• **What the exercise asks**
Pick out each line of the data that contains the string "heard", treating uppercase and lowercase as different.

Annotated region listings
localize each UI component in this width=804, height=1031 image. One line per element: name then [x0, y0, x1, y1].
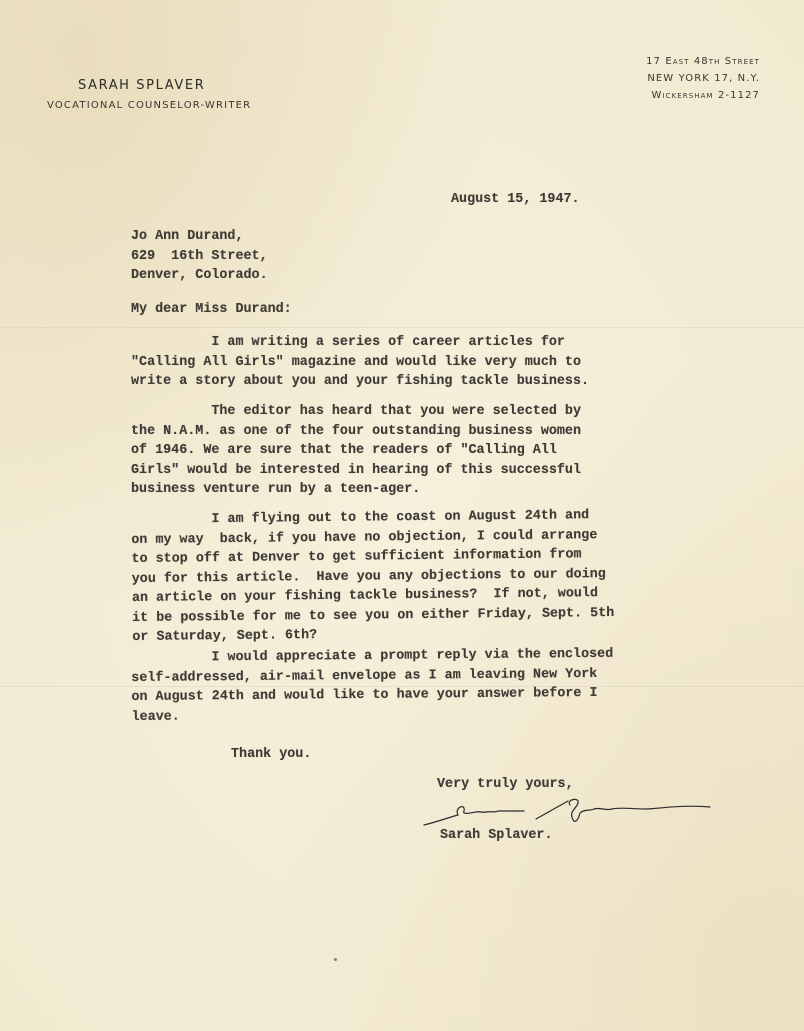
closing: Very truly yours, — [437, 775, 574, 795]
salutation: My dear Miss Durand: — [131, 300, 292, 320]
paragraph-1: I am writing a series of career articles… — [131, 333, 589, 392]
letterhead-address: 17 East 48th Street NEW YORK 17, N.Y. Wi… — [646, 53, 760, 104]
address-phone: Wickersham 2-1127 — [646, 87, 760, 104]
paragraph-line: I am writing a series of career articles… — [131, 333, 589, 353]
paper-speck — [334, 958, 337, 961]
paragraph-2: The editor has heard that you were selec… — [131, 402, 581, 500]
letterhead-title: VOCATIONAL COUNSELOR-WRITER — [47, 100, 251, 111]
paragraph-line: write a story about you and your fishing… — [131, 372, 589, 392]
paper-fold-line — [0, 327, 804, 329]
address-street: 17 East 48th Street — [646, 53, 760, 70]
recipient-address: Jo Ann Durand,629 16th Street,Denver, Co… — [131, 227, 268, 286]
letter-date: August 15, 1947. — [451, 190, 580, 210]
paragraph-line: Girls" would be interested in hearing of… — [131, 461, 581, 481]
letterhead-name: SARAH SPLAVER — [78, 78, 205, 93]
letter-page: SARAH SPLAVER VOCATIONAL COUNSELOR-WRITE… — [0, 0, 804, 1031]
paragraph-line: of 1946. We are sure that the readers of… — [131, 441, 581, 461]
paragraph-line: the N.A.M. as one of the four outstandin… — [131, 422, 581, 442]
paragraph-line: "Calling All Girls" magazine and would l… — [131, 353, 589, 373]
recipient-line: Denver, Colorado. — [131, 266, 268, 286]
paragraph-line: business venture run by a teen-ager. — [131, 480, 581, 500]
recipient-line: Jo Ann Durand, — [131, 227, 268, 247]
address-city: NEW YORK 17, N.Y. — [646, 70, 760, 87]
typed-signature-name: Sarah Splaver. — [440, 826, 553, 846]
paragraph-4: I would appreciate a prompt reply via th… — [131, 645, 614, 727]
paragraph-line: The editor has heard that you were selec… — [131, 402, 581, 422]
paragraph-3: I am flying out to the coast on August 2… — [131, 506, 615, 648]
recipient-line: 629 16th Street, — [131, 247, 268, 267]
thank-you-line: Thank you. — [231, 745, 311, 765]
paragraph-line: or Saturday, Sept. 6th? — [132, 623, 614, 648]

• **The solution**
paragraph-2: The editor has heard that you were selec… — [131, 402, 581, 500]
paragraph-line: The editor has heard that you were selec… — [131, 402, 581, 422]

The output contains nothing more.